(YOUR TASK): Take each line that has the word "title" and return it.

===== DATA TO USE =====

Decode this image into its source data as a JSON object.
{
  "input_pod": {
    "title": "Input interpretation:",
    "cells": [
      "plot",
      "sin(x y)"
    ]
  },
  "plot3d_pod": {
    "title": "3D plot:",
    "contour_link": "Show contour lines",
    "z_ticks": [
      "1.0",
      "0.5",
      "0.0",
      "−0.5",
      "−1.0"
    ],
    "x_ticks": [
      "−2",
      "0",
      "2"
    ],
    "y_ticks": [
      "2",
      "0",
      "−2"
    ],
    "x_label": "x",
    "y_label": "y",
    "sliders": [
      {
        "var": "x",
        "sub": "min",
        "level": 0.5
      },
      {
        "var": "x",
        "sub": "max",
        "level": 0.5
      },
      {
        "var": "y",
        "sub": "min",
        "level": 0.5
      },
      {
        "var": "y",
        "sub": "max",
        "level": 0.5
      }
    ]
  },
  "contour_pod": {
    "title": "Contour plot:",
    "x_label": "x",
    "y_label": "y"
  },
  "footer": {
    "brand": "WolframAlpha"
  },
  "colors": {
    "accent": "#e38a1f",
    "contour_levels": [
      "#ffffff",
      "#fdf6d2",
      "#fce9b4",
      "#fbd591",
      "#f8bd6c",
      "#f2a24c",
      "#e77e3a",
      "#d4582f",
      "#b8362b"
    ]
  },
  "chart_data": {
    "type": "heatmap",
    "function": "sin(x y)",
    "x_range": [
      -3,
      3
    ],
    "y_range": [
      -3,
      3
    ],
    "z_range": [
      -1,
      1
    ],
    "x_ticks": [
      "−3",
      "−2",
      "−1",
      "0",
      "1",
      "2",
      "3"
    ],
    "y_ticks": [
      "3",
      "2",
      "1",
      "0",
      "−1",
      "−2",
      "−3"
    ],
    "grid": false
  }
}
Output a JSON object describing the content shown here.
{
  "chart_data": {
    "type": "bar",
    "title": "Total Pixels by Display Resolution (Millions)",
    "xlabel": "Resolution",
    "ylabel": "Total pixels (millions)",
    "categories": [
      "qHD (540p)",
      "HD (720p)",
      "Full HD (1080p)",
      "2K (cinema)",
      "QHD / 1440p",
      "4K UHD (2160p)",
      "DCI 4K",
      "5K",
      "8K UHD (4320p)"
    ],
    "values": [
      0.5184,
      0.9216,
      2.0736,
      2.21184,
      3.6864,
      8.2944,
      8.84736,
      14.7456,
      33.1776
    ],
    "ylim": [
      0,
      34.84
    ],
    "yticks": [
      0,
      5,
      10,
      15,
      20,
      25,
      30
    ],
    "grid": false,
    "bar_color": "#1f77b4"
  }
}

=====

(EXPECTED ANSWER):
    "title": "Input interpretation:",
    "title": "3D plot:",
    "title": "Contour plot:",
    "title": "Total Pixels by Display Resolution (Millions)",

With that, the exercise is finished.